*Task goal*
Locate each line holding the string "JSON" and copy it.

*Input material*
- - -
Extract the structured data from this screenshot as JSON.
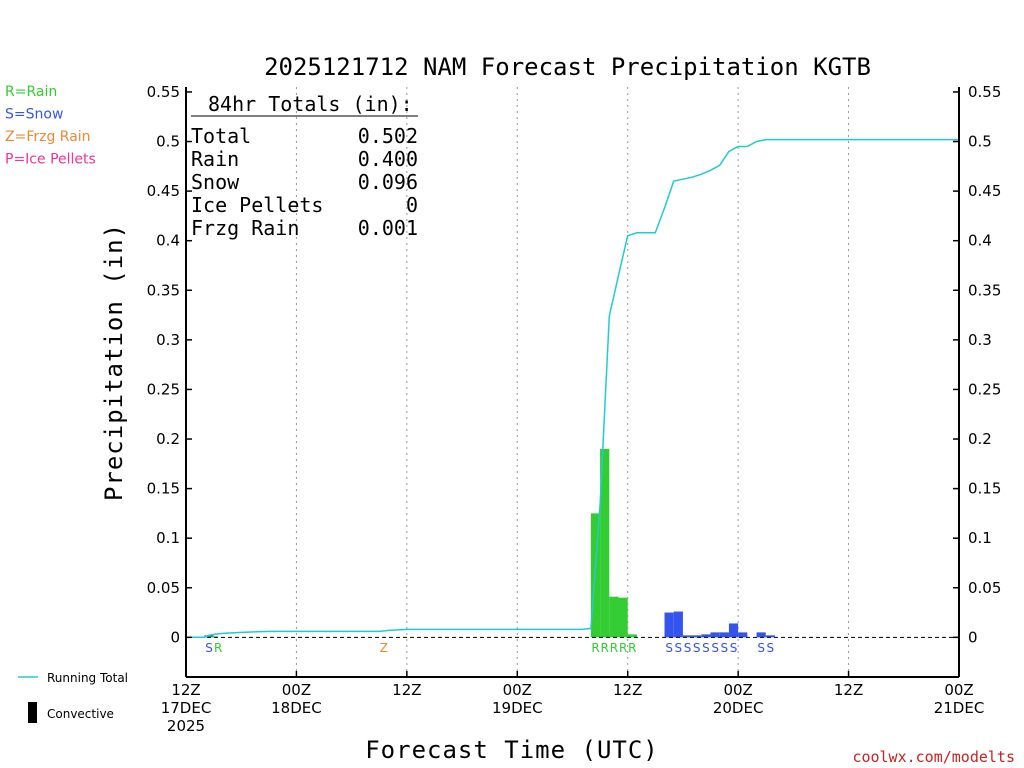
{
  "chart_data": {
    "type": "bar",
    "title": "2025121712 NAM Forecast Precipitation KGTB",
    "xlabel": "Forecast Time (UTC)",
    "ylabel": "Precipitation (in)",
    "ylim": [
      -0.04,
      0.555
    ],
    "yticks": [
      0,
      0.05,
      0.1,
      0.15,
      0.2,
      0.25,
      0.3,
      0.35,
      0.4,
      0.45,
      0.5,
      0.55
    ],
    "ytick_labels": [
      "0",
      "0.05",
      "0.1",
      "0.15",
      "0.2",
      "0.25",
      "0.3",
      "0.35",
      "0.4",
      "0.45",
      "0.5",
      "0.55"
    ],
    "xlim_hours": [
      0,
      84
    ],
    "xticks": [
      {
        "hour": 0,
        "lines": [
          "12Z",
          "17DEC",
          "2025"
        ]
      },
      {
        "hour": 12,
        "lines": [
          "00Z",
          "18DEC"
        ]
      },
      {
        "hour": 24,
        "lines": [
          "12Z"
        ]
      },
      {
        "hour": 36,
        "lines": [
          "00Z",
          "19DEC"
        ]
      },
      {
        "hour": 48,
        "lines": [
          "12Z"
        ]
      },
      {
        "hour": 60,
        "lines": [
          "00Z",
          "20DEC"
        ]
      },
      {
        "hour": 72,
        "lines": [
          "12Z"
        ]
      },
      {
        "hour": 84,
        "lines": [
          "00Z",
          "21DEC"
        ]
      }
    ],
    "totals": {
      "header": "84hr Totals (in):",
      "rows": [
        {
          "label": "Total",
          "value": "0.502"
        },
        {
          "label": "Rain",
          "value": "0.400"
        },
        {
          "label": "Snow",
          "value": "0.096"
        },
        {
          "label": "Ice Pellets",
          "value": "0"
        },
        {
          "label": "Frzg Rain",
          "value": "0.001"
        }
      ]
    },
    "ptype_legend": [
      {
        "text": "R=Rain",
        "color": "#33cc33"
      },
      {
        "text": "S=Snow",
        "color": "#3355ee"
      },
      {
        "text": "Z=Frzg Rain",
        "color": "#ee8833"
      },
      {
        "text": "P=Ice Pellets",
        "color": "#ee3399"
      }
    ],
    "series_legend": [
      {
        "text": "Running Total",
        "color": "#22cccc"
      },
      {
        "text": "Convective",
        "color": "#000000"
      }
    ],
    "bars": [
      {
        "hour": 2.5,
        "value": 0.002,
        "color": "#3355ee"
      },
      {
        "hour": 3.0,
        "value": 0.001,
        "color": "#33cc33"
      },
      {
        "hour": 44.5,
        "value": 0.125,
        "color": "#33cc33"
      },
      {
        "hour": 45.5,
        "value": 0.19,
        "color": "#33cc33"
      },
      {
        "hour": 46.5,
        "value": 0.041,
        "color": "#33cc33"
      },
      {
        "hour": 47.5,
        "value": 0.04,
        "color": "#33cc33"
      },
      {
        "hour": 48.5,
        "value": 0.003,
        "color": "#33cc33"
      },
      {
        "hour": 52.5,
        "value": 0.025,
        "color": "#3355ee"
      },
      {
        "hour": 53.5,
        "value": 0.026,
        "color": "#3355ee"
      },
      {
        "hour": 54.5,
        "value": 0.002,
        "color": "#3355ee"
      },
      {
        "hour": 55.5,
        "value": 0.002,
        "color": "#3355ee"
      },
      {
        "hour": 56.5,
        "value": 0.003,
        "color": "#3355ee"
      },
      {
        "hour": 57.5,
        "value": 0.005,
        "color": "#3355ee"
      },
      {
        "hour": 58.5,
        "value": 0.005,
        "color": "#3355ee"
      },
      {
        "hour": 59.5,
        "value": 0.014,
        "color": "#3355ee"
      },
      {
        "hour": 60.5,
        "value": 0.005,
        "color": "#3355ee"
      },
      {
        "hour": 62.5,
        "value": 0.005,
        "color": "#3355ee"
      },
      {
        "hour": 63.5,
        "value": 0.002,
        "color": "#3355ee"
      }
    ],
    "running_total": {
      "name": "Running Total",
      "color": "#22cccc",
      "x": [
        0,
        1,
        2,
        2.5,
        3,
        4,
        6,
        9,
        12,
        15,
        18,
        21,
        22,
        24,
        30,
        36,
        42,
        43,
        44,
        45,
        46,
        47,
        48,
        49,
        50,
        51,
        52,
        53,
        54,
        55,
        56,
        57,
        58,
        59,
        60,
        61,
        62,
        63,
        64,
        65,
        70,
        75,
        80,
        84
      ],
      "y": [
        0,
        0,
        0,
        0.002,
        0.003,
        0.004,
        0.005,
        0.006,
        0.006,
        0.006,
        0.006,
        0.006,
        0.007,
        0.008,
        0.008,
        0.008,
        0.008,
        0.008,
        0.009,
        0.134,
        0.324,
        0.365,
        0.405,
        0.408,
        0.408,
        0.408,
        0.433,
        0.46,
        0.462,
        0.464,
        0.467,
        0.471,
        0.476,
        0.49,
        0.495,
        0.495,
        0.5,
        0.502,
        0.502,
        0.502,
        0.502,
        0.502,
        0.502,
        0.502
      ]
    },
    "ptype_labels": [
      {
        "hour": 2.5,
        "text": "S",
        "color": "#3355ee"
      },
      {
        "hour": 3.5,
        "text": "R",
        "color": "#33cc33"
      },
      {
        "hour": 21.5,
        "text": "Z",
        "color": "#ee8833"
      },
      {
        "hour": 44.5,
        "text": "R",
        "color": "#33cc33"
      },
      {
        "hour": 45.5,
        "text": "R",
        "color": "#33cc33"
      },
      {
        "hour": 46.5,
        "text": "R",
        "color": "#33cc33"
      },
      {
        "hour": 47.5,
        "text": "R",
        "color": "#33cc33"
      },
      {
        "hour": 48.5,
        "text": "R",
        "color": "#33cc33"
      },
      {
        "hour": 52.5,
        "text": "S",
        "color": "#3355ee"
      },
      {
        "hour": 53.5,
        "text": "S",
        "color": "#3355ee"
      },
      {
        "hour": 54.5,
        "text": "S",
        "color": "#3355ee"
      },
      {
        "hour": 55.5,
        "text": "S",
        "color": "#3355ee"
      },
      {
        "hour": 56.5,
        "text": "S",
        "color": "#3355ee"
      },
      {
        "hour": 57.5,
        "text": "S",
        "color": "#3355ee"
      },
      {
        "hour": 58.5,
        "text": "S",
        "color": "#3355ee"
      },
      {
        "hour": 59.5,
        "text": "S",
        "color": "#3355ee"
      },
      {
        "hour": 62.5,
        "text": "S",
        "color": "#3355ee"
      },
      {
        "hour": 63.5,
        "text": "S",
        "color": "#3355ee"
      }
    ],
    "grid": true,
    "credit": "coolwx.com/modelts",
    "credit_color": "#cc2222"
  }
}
- - -
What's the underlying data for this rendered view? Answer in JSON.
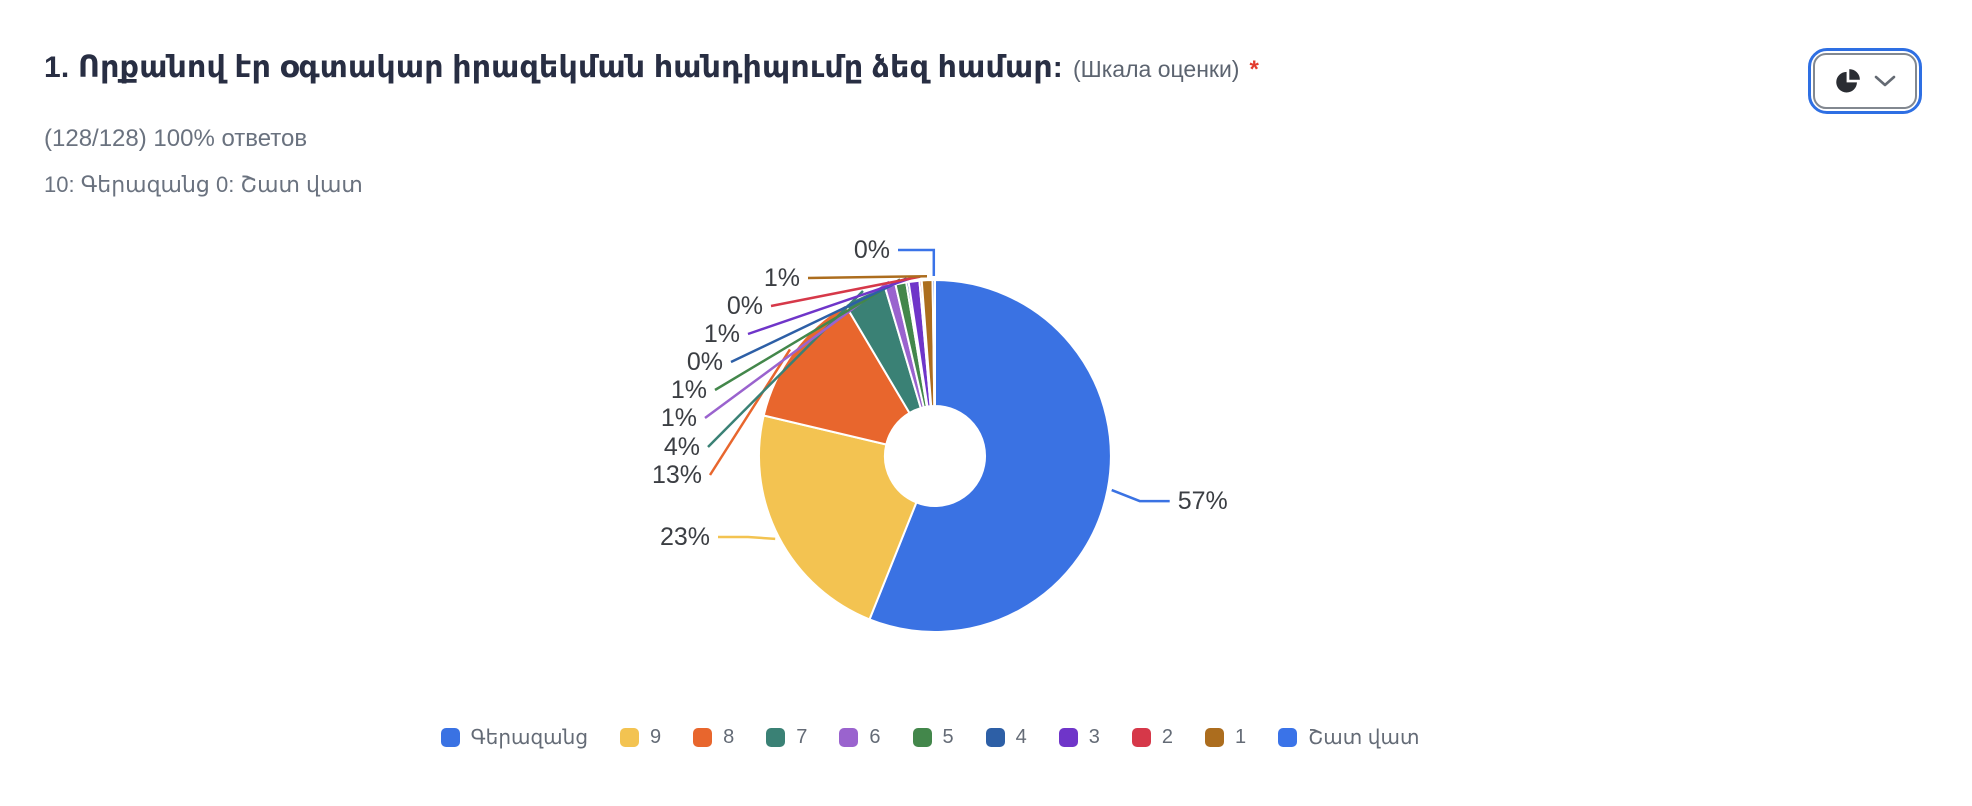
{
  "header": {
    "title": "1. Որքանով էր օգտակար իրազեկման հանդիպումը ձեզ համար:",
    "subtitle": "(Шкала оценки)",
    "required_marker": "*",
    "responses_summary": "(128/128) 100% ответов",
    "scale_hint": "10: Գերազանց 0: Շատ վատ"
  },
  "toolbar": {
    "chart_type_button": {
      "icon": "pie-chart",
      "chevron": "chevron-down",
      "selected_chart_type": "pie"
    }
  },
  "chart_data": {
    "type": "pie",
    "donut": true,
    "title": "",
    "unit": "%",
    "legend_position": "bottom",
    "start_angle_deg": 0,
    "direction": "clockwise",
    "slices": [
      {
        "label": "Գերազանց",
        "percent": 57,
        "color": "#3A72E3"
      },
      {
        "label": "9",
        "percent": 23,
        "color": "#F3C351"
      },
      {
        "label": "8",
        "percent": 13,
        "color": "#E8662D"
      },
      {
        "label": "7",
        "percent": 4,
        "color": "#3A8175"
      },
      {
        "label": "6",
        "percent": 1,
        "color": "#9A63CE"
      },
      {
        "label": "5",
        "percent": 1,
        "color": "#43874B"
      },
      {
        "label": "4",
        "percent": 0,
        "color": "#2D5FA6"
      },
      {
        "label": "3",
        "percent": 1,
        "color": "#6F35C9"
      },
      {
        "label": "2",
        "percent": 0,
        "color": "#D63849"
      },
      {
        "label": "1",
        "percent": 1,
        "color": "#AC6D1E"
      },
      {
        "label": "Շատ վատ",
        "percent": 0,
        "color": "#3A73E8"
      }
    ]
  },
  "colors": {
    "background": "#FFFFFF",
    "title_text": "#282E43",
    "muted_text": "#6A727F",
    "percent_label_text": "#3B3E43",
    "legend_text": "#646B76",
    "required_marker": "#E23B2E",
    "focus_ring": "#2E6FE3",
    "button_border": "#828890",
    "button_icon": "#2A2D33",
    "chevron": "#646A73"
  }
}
- - -
*Written solution*
Extract the structured data from this screenshot as JSON.
What's the underlying data for this rendered view? Answer in JSON.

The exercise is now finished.